Start of Entries
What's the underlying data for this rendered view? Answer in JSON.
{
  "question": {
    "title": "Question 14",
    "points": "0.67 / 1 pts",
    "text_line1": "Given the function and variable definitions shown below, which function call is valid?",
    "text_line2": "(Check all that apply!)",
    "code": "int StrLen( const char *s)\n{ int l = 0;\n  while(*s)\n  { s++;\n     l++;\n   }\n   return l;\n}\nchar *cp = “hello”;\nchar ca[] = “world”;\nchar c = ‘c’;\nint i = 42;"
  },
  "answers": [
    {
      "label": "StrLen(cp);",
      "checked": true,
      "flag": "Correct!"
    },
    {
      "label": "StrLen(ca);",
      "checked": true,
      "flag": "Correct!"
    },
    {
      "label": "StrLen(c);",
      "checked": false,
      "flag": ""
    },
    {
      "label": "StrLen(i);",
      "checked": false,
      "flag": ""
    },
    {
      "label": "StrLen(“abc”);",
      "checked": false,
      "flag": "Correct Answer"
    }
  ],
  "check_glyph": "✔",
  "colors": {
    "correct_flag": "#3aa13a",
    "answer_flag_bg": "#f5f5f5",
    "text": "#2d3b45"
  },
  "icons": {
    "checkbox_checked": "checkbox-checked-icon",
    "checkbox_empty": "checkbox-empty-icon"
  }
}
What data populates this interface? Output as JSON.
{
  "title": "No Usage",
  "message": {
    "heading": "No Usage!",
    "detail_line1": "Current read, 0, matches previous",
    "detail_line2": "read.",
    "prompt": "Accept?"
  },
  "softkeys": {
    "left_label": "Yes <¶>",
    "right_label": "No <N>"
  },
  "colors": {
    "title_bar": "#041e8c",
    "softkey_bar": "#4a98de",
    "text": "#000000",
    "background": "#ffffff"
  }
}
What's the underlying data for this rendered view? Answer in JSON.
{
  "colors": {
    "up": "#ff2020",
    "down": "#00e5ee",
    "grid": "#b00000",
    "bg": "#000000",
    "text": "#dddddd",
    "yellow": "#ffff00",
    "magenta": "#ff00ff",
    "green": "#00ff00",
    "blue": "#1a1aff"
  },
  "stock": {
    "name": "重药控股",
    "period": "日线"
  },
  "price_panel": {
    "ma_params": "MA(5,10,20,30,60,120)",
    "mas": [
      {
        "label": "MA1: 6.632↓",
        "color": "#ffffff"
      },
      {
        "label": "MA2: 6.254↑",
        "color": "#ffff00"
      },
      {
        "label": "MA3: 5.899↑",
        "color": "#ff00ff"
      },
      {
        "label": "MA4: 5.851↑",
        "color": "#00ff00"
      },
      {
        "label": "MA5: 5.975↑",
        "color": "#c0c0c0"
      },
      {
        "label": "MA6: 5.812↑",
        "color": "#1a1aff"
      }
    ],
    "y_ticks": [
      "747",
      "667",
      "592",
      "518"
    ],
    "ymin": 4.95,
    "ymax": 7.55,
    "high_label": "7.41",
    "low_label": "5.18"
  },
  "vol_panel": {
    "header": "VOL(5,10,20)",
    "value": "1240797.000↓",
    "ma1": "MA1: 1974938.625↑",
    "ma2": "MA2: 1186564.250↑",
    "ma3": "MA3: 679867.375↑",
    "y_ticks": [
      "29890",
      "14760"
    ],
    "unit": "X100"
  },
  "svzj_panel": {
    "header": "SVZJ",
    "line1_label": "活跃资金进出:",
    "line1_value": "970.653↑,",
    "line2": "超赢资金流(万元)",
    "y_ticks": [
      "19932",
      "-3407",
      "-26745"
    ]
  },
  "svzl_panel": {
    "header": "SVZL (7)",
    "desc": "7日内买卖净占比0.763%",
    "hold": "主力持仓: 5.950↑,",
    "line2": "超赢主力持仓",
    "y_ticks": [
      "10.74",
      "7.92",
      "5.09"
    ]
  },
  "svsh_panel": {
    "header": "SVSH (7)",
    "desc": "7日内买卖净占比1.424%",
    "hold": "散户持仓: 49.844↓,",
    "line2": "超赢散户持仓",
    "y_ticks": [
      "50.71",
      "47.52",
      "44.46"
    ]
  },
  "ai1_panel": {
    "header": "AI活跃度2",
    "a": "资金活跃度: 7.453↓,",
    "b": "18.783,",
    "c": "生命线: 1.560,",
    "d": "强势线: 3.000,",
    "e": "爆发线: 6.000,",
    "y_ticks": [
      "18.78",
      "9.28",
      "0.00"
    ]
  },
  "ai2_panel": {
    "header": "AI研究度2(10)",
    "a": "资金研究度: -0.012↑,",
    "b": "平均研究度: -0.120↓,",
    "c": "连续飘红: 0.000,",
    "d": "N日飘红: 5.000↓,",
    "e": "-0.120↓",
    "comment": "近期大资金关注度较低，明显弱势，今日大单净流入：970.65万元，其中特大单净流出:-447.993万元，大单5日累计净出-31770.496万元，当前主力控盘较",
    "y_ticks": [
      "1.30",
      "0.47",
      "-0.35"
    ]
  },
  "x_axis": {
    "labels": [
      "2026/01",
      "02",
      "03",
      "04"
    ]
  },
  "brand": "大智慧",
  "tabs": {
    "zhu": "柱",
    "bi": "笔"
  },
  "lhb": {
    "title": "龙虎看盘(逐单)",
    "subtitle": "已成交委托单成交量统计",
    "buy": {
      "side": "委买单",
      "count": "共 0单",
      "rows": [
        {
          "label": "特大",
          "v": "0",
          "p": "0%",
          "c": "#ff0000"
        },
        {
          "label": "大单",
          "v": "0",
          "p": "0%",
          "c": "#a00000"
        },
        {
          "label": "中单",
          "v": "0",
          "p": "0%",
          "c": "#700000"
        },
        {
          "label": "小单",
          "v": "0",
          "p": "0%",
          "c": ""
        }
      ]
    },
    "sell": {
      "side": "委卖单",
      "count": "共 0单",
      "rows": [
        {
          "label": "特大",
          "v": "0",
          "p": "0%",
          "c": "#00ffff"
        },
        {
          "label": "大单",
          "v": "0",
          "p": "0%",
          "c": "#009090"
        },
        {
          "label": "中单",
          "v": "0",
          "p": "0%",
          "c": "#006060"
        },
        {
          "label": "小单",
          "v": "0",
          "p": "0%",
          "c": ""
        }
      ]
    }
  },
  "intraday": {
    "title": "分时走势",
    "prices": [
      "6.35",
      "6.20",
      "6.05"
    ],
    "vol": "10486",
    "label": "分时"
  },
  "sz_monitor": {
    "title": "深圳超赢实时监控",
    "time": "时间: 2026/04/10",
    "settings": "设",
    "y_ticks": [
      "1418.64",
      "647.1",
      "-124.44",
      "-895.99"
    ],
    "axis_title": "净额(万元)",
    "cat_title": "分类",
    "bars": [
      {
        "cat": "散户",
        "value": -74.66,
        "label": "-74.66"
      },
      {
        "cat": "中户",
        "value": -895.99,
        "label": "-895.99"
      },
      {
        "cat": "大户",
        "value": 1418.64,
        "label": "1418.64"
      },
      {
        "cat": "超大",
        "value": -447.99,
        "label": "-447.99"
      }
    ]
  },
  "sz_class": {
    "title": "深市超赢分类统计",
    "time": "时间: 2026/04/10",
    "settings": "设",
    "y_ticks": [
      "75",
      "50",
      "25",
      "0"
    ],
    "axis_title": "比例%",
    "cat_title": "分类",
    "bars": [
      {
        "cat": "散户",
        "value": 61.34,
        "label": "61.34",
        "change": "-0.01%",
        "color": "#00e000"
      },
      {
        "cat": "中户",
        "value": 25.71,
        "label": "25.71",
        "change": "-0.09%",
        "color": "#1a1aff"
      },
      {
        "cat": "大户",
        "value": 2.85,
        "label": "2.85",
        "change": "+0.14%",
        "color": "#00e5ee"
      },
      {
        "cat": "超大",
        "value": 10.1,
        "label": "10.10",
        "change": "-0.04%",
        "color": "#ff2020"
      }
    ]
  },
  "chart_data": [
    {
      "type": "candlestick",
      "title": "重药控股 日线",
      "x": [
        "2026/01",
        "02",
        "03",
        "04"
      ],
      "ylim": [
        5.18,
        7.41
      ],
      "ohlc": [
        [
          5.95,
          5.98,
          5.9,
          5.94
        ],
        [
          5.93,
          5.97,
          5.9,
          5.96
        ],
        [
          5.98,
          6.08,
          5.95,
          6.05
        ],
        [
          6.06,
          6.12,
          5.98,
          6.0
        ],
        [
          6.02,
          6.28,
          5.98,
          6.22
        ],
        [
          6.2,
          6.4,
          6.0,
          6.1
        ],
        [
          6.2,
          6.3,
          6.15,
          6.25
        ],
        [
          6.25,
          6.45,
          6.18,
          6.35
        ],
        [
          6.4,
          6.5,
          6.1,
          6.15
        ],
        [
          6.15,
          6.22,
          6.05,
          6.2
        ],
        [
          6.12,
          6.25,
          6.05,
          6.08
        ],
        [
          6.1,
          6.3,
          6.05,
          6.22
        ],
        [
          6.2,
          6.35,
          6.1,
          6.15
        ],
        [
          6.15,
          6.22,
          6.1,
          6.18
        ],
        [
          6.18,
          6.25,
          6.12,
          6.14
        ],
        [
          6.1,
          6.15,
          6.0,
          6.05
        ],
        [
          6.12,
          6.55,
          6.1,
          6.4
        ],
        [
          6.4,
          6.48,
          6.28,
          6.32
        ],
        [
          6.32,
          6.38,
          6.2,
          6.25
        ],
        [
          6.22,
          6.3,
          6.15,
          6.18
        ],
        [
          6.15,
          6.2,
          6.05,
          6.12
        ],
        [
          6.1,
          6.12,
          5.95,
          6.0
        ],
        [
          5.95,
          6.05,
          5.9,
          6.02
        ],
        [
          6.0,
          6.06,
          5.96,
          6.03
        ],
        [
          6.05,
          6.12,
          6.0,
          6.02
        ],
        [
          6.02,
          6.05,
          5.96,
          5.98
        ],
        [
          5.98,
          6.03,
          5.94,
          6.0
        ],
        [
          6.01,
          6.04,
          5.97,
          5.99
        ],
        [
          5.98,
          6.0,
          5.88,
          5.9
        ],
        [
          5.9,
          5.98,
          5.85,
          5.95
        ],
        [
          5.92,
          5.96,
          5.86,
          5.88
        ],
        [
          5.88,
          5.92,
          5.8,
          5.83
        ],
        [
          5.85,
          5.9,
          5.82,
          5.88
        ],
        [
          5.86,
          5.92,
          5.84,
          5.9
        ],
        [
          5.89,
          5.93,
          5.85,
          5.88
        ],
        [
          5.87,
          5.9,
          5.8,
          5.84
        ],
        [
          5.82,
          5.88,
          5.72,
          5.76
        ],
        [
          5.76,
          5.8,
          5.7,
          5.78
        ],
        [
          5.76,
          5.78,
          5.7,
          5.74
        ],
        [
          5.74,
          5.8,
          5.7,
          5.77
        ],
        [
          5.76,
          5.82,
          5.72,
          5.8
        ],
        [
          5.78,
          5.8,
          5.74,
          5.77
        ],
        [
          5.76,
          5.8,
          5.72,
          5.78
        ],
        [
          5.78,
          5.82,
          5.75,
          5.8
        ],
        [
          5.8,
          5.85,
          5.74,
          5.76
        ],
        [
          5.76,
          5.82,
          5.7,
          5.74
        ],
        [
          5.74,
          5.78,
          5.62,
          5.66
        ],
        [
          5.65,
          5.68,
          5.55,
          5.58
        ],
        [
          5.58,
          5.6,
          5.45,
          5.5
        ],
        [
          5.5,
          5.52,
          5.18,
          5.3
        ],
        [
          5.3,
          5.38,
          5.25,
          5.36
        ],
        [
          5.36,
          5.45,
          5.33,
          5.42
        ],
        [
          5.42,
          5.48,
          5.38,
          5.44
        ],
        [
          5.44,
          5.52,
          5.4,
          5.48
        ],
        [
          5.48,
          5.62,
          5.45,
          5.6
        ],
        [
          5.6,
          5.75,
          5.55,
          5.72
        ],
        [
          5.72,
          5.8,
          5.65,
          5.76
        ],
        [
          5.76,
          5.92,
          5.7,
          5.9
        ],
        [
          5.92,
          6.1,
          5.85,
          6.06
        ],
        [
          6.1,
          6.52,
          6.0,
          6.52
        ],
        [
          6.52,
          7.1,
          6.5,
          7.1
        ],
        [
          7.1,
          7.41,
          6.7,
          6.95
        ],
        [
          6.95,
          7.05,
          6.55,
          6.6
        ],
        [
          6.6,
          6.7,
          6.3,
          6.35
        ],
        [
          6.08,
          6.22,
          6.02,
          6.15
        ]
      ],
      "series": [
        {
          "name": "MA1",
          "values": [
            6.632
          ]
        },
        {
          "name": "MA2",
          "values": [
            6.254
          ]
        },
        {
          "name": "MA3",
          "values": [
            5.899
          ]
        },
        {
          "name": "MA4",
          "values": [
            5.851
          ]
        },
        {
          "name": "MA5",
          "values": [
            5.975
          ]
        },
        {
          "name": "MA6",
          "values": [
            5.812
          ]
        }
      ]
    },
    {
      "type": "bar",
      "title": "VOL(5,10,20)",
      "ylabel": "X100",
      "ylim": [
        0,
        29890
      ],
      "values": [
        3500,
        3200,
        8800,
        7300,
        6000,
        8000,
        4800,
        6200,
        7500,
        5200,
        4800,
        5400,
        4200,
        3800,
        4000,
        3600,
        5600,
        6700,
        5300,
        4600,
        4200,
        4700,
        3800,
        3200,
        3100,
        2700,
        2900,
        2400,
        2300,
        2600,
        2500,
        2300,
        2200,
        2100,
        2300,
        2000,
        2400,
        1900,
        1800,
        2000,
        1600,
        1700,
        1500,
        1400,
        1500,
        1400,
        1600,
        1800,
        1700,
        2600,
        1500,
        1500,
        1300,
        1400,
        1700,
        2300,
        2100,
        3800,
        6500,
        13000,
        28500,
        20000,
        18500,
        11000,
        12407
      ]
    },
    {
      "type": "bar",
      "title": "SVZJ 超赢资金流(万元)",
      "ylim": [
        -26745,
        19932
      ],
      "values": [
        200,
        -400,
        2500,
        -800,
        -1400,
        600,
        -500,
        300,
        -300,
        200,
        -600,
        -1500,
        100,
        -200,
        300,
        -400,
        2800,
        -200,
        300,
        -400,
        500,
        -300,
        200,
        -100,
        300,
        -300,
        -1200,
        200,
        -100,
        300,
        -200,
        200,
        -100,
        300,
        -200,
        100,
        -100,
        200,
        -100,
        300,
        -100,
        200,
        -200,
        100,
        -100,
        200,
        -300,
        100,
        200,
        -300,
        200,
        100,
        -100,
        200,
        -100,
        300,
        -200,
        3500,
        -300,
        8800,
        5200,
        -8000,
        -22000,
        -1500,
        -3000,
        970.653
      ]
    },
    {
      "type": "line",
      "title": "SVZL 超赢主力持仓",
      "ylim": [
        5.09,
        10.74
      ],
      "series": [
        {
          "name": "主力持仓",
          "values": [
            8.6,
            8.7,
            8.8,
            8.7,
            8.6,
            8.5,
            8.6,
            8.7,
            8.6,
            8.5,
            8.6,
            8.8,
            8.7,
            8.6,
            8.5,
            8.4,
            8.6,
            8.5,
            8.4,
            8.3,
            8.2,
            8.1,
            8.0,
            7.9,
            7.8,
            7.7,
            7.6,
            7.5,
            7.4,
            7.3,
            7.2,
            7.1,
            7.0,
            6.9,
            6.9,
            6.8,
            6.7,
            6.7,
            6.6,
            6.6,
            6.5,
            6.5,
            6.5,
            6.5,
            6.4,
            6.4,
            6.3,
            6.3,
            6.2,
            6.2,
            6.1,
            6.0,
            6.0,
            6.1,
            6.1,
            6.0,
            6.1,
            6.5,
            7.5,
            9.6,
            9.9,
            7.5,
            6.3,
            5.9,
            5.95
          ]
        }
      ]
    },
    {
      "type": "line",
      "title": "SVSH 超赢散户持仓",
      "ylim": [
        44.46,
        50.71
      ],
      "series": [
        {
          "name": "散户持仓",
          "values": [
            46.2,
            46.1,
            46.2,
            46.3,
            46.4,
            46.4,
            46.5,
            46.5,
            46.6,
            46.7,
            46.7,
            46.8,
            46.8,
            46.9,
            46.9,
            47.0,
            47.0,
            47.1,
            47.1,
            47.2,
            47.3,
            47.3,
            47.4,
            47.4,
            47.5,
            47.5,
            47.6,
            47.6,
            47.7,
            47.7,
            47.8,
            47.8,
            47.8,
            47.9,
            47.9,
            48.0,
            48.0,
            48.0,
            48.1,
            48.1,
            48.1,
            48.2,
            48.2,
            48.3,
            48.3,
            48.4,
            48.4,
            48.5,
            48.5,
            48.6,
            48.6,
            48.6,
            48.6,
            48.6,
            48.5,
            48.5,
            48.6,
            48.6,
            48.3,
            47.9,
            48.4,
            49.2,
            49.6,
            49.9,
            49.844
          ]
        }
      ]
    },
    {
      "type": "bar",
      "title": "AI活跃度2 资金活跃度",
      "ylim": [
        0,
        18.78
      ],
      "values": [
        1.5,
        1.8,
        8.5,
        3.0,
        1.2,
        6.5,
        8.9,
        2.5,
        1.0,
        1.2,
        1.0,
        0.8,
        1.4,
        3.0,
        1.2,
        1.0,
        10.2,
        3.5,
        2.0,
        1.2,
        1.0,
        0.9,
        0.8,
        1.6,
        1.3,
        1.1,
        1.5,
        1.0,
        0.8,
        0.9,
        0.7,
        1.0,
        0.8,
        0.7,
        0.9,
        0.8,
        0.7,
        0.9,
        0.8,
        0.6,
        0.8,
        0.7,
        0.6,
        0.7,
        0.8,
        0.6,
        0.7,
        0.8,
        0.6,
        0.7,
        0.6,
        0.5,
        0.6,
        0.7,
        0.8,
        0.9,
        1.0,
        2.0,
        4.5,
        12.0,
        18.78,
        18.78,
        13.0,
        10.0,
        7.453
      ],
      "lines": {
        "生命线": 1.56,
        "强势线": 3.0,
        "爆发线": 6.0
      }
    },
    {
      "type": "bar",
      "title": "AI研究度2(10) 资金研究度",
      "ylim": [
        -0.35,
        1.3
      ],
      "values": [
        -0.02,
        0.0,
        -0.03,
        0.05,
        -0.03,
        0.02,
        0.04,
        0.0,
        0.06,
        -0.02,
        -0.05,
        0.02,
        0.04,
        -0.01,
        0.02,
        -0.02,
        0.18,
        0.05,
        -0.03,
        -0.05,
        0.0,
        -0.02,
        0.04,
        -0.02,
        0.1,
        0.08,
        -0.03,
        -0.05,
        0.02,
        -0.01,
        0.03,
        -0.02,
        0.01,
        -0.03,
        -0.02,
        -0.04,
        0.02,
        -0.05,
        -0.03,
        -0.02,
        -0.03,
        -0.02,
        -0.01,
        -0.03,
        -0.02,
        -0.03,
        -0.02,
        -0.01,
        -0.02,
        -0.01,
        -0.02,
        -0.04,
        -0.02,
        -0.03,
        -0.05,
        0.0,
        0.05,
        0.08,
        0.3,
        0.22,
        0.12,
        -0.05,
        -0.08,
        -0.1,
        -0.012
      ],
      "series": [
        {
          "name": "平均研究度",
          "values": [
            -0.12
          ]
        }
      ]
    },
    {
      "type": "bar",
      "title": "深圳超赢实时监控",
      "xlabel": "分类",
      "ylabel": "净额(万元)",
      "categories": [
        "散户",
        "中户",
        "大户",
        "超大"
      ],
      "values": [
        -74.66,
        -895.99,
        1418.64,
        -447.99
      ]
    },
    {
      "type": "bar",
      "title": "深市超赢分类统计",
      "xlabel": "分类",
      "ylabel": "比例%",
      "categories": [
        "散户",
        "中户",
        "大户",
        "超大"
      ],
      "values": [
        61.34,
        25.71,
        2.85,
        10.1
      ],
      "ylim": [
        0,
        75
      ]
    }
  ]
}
End of Entries
Directions:
Look above for every line with the word "header" and copy it.

Correct answer:
    "header": "VOL(5,10,20)",
    "header": "SVZJ",
    "header": "SVZL (7)",
    "header": "SVSH (7)",
    "header": "AI活跃度2",
    "header": "AI研究度2(10)",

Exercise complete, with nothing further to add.